• MATERIAL PROVIDED:
===============

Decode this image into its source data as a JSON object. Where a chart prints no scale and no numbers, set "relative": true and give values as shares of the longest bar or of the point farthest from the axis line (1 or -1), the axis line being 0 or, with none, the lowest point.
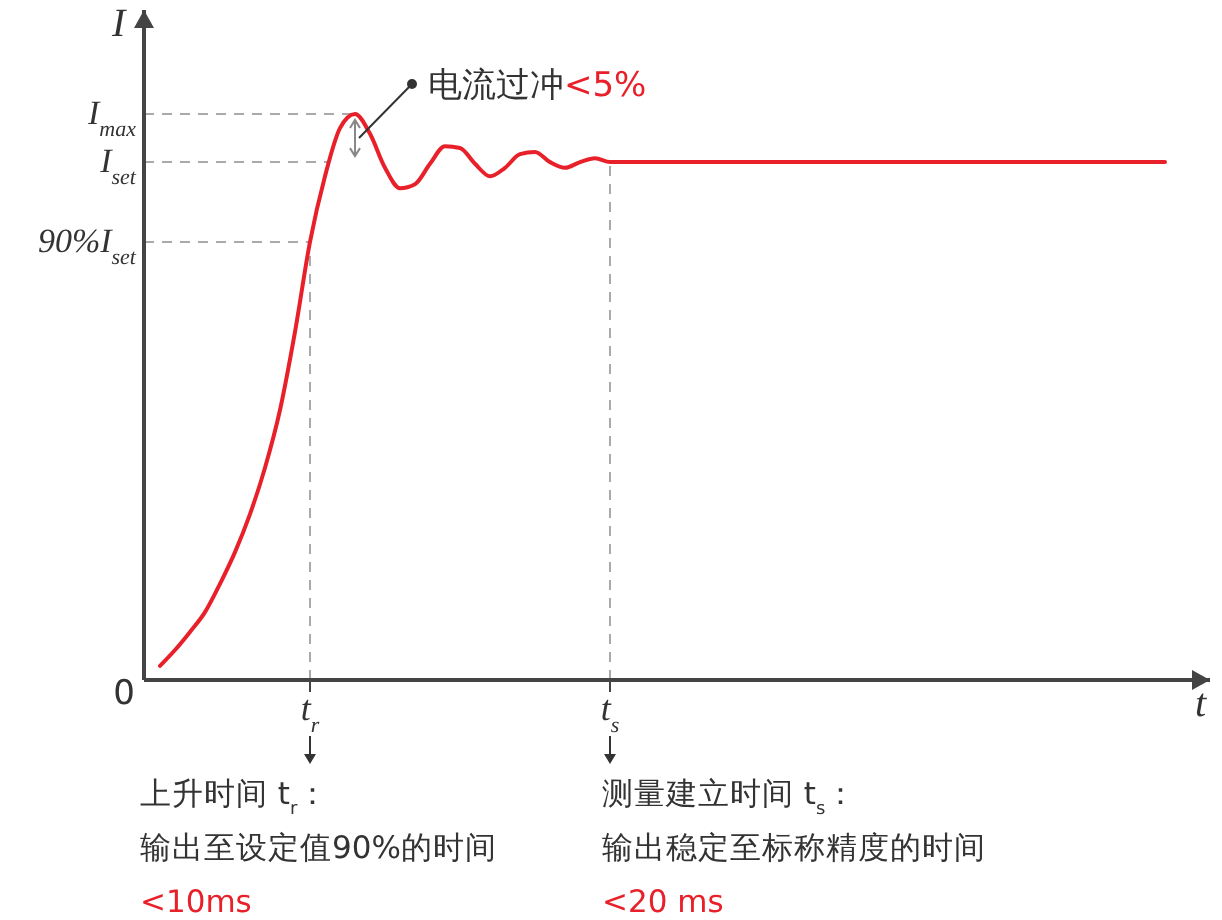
{
  "chart_data": {
    "type": "line",
    "relative": true,
    "xlabel": "t",
    "ylabel": "I",
    "categories": [
      null,
      null,
      null,
      null,
      null,
      null,
      null,
      null,
      null,
      null,
      "t$_{r}$",
      null,
      null,
      null,
      null,
      null,
      null,
      null,
      null,
      null,
      null,
      null,
      null,
      null,
      null,
      null,
      null,
      null,
      null,
      null,
      "t$_{s}$",
      null,
      null,
      null,
      null,
      null,
      null,
      null,
      null,
      null,
      null,
      null,
      null,
      null,
      null,
      null,
      null,
      null,
      null,
      null,
      null,
      null,
      null,
      null,
      null,
      null,
      null,
      null,
      null,
      null,
      null,
      null,
      null,
      null,
      null,
      null,
      null,
      null
    ],
    "series": [
      {
        "color": "#e8202a",
        "values": [
          0.025,
          0.053,
          0.085,
          0.12,
          0.17,
          0.226,
          0.293,
          0.375,
          0.477,
          0.615,
          0.774,
          0.89,
          0.975,
          1.0,
          0.965,
          0.905,
          0.869,
          0.876,
          0.912,
          0.943,
          0.94,
          0.912,
          0.89,
          0.905,
          0.929,
          0.933,
          0.915,
          0.905,
          0.915,
          0.922,
          0.915,
          0.915,
          0.915,
          0.915,
          0.915,
          0.915,
          0.915,
          0.915,
          0.915,
          0.915,
          0.915,
          0.915,
          0.915,
          0.915,
          0.915,
          0.915,
          0.915,
          0.915,
          0.915,
          0.915,
          0.915,
          0.915,
          0.915,
          0.915,
          0.915,
          0.915,
          0.915,
          0.915,
          0.915,
          0.915,
          0.915,
          0.915,
          0.915,
          0.915,
          0.915,
          0.915,
          0.915,
          0.915
        ]
      }
    ],
    "ref_lines": [
      {
        "axis": "y",
        "value": 1.0,
        "label": "I$_{max}$",
        "line_style": "dashed",
        "color": "#aaaaaa"
      },
      {
        "axis": "y",
        "value": 0.915,
        "label": "I$_{set}$",
        "line_style": "dashed",
        "color": "#aaaaaa"
      },
      {
        "axis": "y",
        "value": 0.774,
        "label": "90%I$_{set}$",
        "line_style": "dashed",
        "color": "#aaaaaa"
      }
    ],
    "annotations": [
      "0",
      "电流过冲",
      "<5%",
      "上升时间 t$_{r}$：",
      "输出至设定值90%的时间",
      "<10ms",
      "测量建立时间 t$_{s}$：",
      "输出稳定至标称精度的时间",
      "<20 ms"
    ],
    "grid": "x",
    "marker": "none",
    "line_style": "solid"
  }
}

===============

• EXERCISE DETAILS: In the entries above, identify every line with the word "true". Copy those lines.

• SOLUTION BELOW:
Decode this image into its source data as a JSON object. Where a chart prints no scale and no numbers, set "relative": true and give values as shares of the longest bar or of the point farthest from the axis line (1 or -1), the axis line being 0 or, with none, the lowest point.
    "relative": true,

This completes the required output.